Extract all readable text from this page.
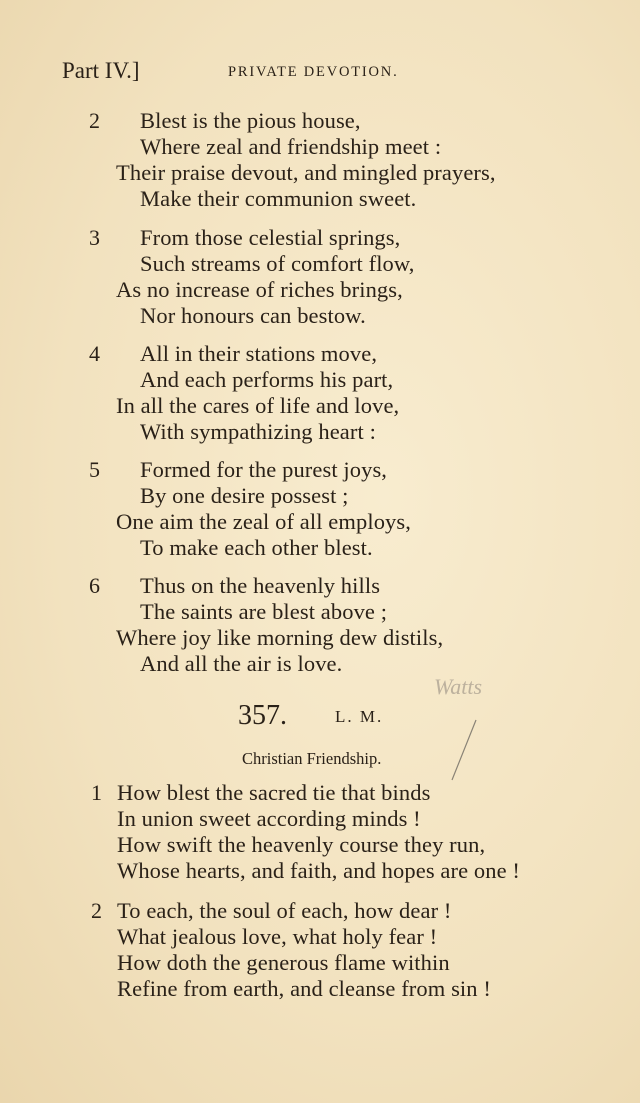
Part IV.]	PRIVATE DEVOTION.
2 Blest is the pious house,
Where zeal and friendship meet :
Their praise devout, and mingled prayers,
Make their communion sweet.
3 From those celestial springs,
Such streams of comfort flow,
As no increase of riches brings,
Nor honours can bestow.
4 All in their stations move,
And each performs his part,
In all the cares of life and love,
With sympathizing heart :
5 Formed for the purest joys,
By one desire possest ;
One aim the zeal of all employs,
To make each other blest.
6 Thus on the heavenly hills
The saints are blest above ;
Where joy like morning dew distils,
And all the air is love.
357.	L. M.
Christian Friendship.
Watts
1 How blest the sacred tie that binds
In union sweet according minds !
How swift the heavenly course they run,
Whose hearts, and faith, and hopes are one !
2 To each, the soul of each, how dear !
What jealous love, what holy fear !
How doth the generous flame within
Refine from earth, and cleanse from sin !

----------

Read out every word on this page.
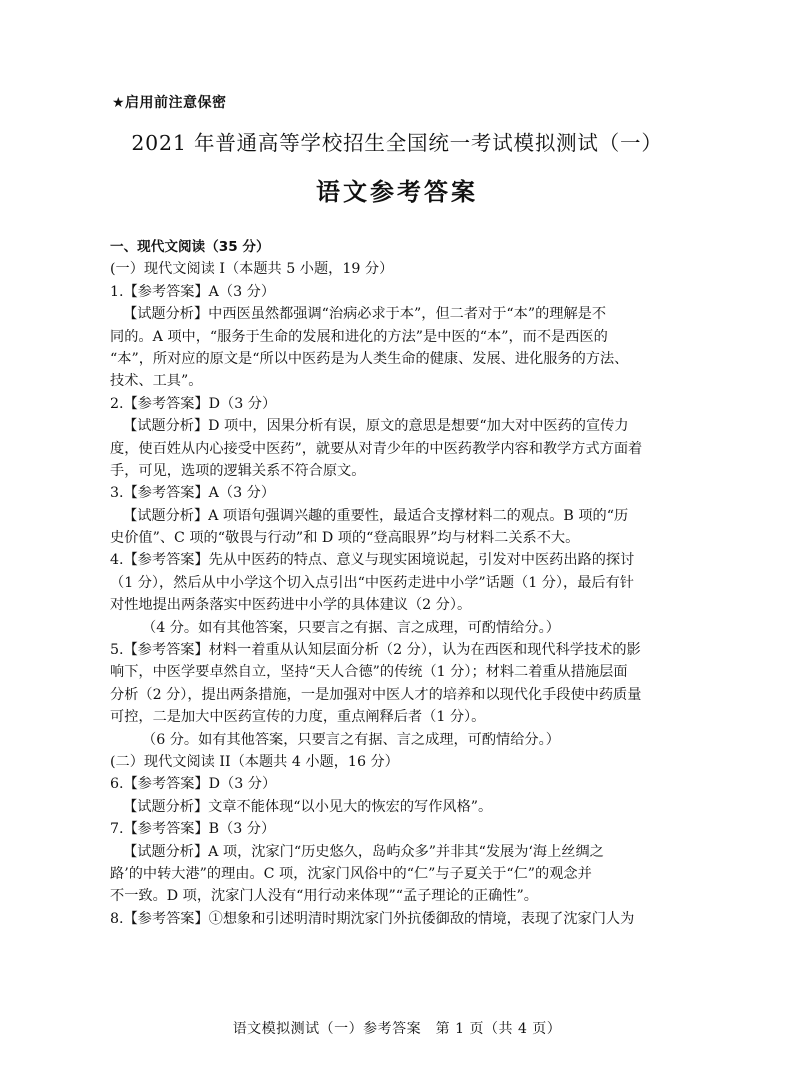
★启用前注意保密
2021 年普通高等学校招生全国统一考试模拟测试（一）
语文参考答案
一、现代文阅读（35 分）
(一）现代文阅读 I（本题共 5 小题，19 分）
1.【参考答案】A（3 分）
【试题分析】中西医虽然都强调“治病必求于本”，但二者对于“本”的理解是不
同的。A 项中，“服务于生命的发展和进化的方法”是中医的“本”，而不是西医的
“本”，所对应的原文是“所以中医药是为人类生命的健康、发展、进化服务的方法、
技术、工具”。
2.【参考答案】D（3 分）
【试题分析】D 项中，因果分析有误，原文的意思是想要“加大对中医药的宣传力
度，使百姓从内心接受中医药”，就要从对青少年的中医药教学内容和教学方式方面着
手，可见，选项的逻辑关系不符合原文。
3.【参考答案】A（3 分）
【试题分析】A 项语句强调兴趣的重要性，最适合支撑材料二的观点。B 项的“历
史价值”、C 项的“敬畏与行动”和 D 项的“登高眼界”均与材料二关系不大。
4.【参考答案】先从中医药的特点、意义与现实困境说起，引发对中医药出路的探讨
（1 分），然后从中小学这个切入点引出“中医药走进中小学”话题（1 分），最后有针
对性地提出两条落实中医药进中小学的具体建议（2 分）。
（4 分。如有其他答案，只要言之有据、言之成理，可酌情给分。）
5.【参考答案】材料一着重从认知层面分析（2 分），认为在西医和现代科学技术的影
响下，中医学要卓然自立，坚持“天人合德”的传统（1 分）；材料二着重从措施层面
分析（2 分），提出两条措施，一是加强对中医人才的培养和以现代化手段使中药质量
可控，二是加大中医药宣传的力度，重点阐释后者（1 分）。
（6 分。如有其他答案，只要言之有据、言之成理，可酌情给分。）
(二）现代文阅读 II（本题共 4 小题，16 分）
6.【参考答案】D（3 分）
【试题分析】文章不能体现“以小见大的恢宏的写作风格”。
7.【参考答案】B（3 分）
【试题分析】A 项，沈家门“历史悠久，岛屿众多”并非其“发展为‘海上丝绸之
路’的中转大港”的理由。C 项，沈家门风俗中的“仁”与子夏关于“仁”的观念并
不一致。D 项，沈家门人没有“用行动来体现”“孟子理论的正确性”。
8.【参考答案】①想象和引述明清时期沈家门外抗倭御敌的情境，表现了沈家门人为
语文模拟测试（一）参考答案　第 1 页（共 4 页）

----------

**EXERCISE BRIEF:**
Check each line above for "可酌情给分" and return the ones that have it.

**RESPONSE:**
（4 分。如有其他答案，只要言之有据、言之成理，可酌情给分。）
（6 分。如有其他答案，只要言之有据、言之成理，可酌情给分。）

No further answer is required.